# [PROVIDED RECORDS]
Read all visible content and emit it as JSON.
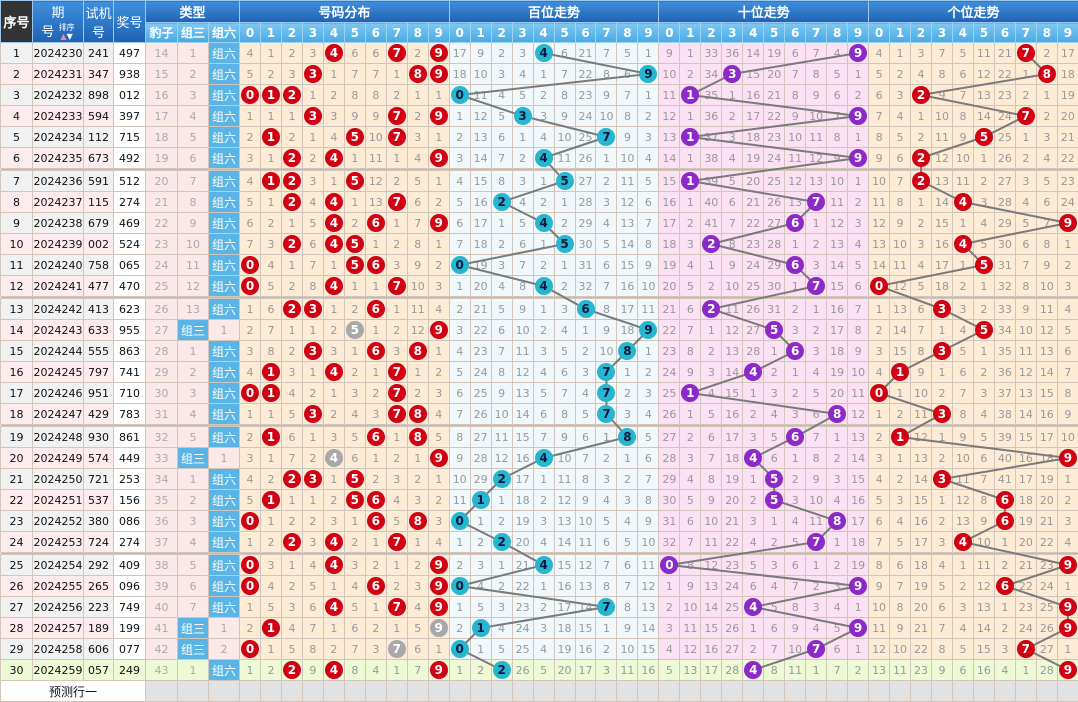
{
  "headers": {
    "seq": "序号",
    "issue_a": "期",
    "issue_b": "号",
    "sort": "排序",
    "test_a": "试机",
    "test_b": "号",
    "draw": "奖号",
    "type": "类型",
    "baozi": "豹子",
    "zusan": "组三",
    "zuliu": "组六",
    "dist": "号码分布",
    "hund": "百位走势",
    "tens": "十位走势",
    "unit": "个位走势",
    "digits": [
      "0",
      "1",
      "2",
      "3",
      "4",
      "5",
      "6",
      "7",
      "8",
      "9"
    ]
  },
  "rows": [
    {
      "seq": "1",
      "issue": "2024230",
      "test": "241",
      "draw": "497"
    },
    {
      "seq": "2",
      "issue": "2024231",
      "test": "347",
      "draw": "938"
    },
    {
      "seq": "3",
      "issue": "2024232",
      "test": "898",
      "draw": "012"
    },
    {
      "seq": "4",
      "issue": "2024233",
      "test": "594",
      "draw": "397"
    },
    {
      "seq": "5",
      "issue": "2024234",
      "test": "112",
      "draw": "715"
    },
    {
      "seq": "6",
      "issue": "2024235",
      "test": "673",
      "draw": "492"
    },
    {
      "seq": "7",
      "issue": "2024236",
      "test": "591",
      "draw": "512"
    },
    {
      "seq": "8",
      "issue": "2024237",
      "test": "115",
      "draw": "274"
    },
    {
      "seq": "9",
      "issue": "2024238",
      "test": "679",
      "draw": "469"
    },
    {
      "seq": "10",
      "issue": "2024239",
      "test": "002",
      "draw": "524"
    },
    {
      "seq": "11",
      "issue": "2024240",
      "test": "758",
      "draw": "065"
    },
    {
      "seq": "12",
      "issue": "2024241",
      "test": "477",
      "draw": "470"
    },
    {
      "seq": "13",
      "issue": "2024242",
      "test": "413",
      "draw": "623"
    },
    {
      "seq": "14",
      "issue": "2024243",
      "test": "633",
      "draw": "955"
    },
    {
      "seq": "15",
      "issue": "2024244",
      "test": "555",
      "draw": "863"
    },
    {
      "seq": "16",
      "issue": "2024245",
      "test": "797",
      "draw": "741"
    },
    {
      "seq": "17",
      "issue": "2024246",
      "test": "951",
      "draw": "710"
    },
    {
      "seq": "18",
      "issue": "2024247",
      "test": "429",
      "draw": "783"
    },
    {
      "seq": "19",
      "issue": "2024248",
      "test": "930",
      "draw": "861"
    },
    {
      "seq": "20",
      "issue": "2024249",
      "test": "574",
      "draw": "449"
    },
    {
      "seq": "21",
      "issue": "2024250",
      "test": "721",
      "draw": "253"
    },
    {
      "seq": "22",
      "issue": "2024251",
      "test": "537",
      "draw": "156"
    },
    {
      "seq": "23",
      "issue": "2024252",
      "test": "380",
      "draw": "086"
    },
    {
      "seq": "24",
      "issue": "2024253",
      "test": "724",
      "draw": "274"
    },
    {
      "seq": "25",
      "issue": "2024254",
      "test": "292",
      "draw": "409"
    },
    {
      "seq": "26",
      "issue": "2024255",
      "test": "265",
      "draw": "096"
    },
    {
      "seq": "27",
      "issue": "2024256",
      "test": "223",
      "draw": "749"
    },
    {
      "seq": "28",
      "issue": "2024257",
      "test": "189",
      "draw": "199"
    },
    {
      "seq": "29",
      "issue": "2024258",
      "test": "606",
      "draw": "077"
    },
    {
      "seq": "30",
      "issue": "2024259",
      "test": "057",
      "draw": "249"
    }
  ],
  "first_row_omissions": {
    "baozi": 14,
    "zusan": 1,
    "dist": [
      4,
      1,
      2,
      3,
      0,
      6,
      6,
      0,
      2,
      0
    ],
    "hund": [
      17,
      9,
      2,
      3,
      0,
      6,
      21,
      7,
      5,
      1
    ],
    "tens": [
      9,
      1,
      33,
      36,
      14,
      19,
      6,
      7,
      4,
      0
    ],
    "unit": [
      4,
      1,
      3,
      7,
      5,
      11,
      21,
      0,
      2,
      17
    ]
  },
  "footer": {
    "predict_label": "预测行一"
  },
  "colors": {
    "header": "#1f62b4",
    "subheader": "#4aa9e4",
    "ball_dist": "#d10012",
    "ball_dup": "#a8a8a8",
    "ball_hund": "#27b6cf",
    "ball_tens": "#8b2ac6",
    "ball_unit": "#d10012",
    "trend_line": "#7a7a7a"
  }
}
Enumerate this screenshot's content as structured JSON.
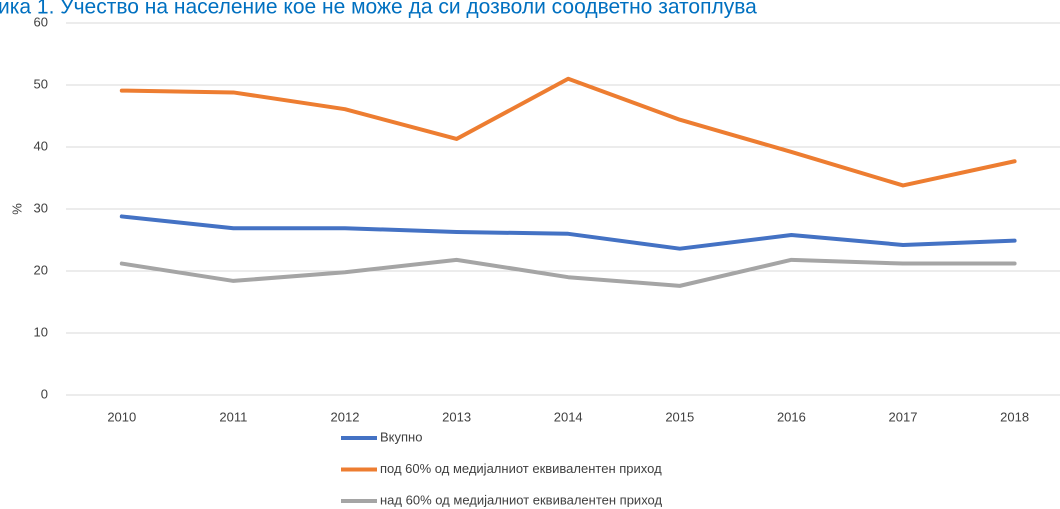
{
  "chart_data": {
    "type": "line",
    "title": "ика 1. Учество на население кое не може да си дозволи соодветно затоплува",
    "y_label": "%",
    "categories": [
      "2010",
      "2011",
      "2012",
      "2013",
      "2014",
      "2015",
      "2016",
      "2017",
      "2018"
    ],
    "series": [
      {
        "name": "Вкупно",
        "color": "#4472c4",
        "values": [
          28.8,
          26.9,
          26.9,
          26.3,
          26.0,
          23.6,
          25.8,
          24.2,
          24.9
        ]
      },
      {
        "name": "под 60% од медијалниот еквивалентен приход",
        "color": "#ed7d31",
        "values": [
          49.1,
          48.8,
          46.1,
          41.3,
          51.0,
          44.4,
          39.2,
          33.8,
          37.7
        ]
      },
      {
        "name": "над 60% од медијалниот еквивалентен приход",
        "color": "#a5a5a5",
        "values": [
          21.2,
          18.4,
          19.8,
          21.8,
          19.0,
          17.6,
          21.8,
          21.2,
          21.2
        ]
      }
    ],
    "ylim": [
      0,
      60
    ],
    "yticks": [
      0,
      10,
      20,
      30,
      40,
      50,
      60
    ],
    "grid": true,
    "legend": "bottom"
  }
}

# [GIVEN EXERCISE]
Look through the listing above. Pick out each line with "приход" and copy it.

# [ANSWER FOR THIS EXERCISE]
        "name": "под 60% од медијалниот еквивалентен приход",
        "name": "над 60% од медијалниот еквивалентен приход",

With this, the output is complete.